PROBLEM TO WORK ON - What is the count of lines that hold the word "peir"? Give only the number.

DATASET RECORDS -

·····

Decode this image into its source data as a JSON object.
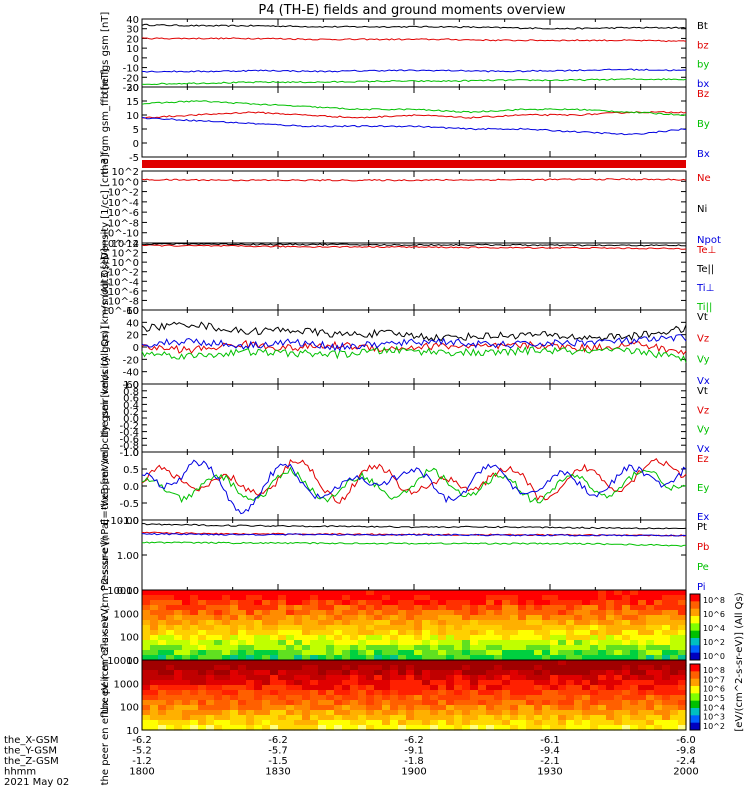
{
  "title": "P4 (TH-E) fields and ground moments overview",
  "colors": {
    "black": "#000000",
    "red": "#e00000",
    "green": "#00c000",
    "blue": "#0000e0"
  },
  "footer": {
    "row_labels": [
      "the_X-GSM",
      "the_Y-GSM",
      "the_Z-GSM",
      "hhmm",
      "2021 May 02"
    ],
    "columns": [
      [
        "-6.2",
        "-5.2",
        "-1.2",
        "1800"
      ],
      [
        "-6.2",
        "-5.7",
        "-1.5",
        "1830"
      ],
      [
        "-6.2",
        "-9.1",
        "-1.8",
        "1900"
      ],
      [
        "-6.1",
        "-9.4",
        "-2.1",
        "1930"
      ],
      [
        "-6.0",
        "-9.8",
        "-2.4",
        "2000"
      ]
    ]
  },
  "colorbar": {
    "label": "[eV/(cm^2-s-sr-eV)] (All Qs)",
    "ticks_top": [
      "10^8",
      "10^6",
      "10^4",
      "10^2",
      "10^0"
    ],
    "ticks_bottom": [
      "10^8",
      "10^7",
      "10^6",
      "10^5",
      "10^4",
      "10^3",
      "10^2"
    ]
  },
  "chart_data": [
    {
      "type": "line",
      "ylabel": "the fgs gsm [nT]",
      "yticks": [
        "40",
        "30",
        "20",
        "10",
        "0",
        "-10",
        "-20",
        "-30"
      ],
      "ylim": [
        -30,
        40
      ],
      "legend": [
        "Bt",
        "bz",
        "by",
        "bx"
      ],
      "series": [
        {
          "name": "Bt",
          "color": "red_none",
          "values": [
            34,
            33,
            33,
            32,
            32,
            32,
            31,
            30,
            31,
            31
          ]
        },
        {
          "name": "bz",
          "values": [
            20,
            20,
            20,
            19,
            19,
            19,
            18,
            18,
            18,
            17
          ]
        },
        {
          "name": "by",
          "values": [
            -27,
            -26,
            -25,
            -25,
            -24,
            -24,
            -23,
            -23,
            -22,
            -22
          ]
        },
        {
          "name": "bx",
          "values": [
            -14,
            -14,
            -13,
            -14,
            -13,
            -13,
            -14,
            -13,
            -12,
            -13
          ]
        }
      ]
    },
    {
      "type": "line",
      "ylabel": "the fgm gsm_ffb [nT]",
      "yticks": [
        "20",
        "15",
        "10",
        "5",
        "0",
        "-5"
      ],
      "ylim": [
        -5,
        20
      ],
      "legend": [
        "Bz",
        "By",
        "Bx"
      ],
      "series": [
        {
          "name": "Bz",
          "values": [
            9,
            10,
            11,
            10,
            9,
            10,
            9,
            10,
            10,
            11,
            11
          ]
        },
        {
          "name": "By",
          "values": [
            14,
            15,
            14,
            13,
            12,
            12,
            11,
            12,
            12,
            11,
            10
          ]
        },
        {
          "name": "Bx",
          "values": [
            9,
            8,
            7,
            6,
            6,
            6,
            5,
            5,
            4,
            3,
            5
          ]
        }
      ]
    },
    {
      "type": "line",
      "ylabel": "Density [1/cc] [cm-3]",
      "yticks": [
        "10^2",
        "10^0",
        "10^-2",
        "10^-4",
        "10^-6",
        "10^-8",
        "10^-10",
        "10^-12"
      ],
      "ylim": [
        -12,
        2
      ],
      "scale": "log",
      "legend": [
        "Ne",
        "Ni",
        "Npot"
      ],
      "series": [
        {
          "name": "Ne",
          "values": [
            0.3,
            0.25,
            0.2,
            0.2,
            0.2,
            0.25,
            0.3,
            0.35,
            0.4,
            0.3
          ]
        }
      ]
    },
    {
      "type": "line",
      "ylabel": "moqt3 [eV]",
      "yticks": [
        "10^4",
        "10^2",
        "10^0",
        "10^-2",
        "10^-4",
        "10^-6",
        "10^-8",
        "10^-10"
      ],
      "ylim": [
        -10,
        4
      ],
      "scale": "log",
      "legend": [
        "Te⊥",
        "Te||",
        "Ti⊥",
        "Ti||"
      ],
      "series": [
        {
          "name": "Te⊥",
          "values": [
            3.5,
            3.4,
            3.3,
            3.2,
            3.2,
            3.1,
            3.0,
            3.0,
            2.9,
            2.8
          ]
        },
        {
          "name": "Te||",
          "values": [
            3.8,
            3.8,
            3.7,
            3.7,
            3.6,
            3.6,
            3.6,
            3.5,
            3.5,
            3.5
          ]
        }
      ]
    },
    {
      "type": "line",
      "ylabel": "the peir velocity gsm [km/s (All Qs)]",
      "yticks": [
        "60",
        "40",
        "20",
        "0",
        "-20",
        "-40",
        "-60"
      ],
      "ylim": [
        -60,
        60
      ],
      "legend": [
        "Vt",
        "Vz",
        "Vy",
        "Vx"
      ],
      "series": [
        {
          "name": "Vt",
          "values": [
            30,
            38,
            25,
            28,
            20,
            22,
            15,
            18,
            20,
            15,
            18,
            30
          ]
        },
        {
          "name": "Vz",
          "values": [
            0,
            -5,
            5,
            -2,
            3,
            -3,
            2,
            0,
            3,
            -2,
            5,
            -10
          ]
        },
        {
          "name": "Vy",
          "values": [
            -10,
            -15,
            -8,
            -10,
            -12,
            -5,
            -8,
            -10,
            -5,
            -8,
            -6,
            -20
          ]
        },
        {
          "name": "Vx",
          "values": [
            5,
            10,
            2,
            8,
            0,
            5,
            10,
            3,
            5,
            8,
            10,
            15
          ]
        }
      ]
    },
    {
      "type": "line",
      "ylabel": "the peer velocity gsm [km/s (All Qs)]",
      "yticks": [
        "1.0",
        "0.8",
        "0.6",
        "0.4",
        "0.2",
        "0.0",
        "-0.2",
        "-0.4",
        "-0.6",
        "-0.8",
        "-1.0"
      ],
      "ylim": [
        -1,
        1
      ],
      "legend": [
        "Vt",
        "Vz",
        "Vy",
        "Vx"
      ],
      "series": []
    },
    {
      "type": "line",
      "ylabel": "E=-VxB [mV/m]",
      "yticks": [
        "1.0",
        "0.5",
        "0.0",
        "-0.5",
        "-1.0"
      ],
      "ylim": [
        -1,
        1
      ],
      "legend": [
        "Ez",
        "Ey",
        "Ex"
      ],
      "series": [
        {
          "name": "Ez",
          "values": [
            0.1,
            0.3,
            -0.2,
            0.5,
            -0.1,
            0.4,
            -0.2,
            0.4,
            -0.1,
            0.2,
            0.3,
            0.6
          ]
        },
        {
          "name": "Ey",
          "values": [
            -0.2,
            0.0,
            -0.1,
            0.1,
            -0.1,
            0.0,
            0.1,
            0.0,
            -0.1,
            0.0,
            0.1,
            0.3
          ]
        },
        {
          "name": "Ex",
          "values": [
            0.0,
            0.6,
            -0.5,
            0.4,
            -0.3,
            0.5,
            -0.2,
            0.3,
            0.0,
            0.1,
            0.2,
            0.5
          ]
        }
      ]
    },
    {
      "type": "line",
      "ylabel": "Pressure [nPa]",
      "yticks": [
        "10.00",
        "1.00",
        "0.10"
      ],
      "ylim": [
        -1.5,
        1
      ],
      "scale": "log",
      "legend": [
        "Pt",
        "Pb",
        "Pe",
        "Pi"
      ],
      "series": [
        {
          "name": "Pt",
          "values": [
            0.85,
            0.8,
            0.78,
            0.75,
            0.75,
            0.72,
            0.7
          ]
        },
        {
          "name": "Pb",
          "values": [
            0.55,
            0.5,
            0.5,
            0.48,
            0.47,
            0.46,
            0.45
          ]
        },
        {
          "name": "Pe",
          "values": [
            0.2,
            0.18,
            0.17,
            0.16,
            0.16,
            0.15,
            0.08
          ]
        },
        {
          "name": "Pi",
          "values": [
            0.5,
            0.48,
            0.48,
            0.47,
            0.46,
            0.45,
            0.45
          ]
        }
      ]
    },
    {
      "type": "heatmap",
      "ylabel": "the peir en eflux eV (cm^2-s-sr-eV)",
      "yticks": [
        "10000",
        "1000",
        "100",
        "10"
      ],
      "scale": "log"
    },
    {
      "type": "heatmap",
      "ylabel": "the peer en eflux eV (cm^2-s-sr-eV)",
      "yticks": [
        "10000",
        "1000",
        "100",
        "10"
      ],
      "scale": "log"
    }
  ]
}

·····

EXERCISE OUTPUT - 2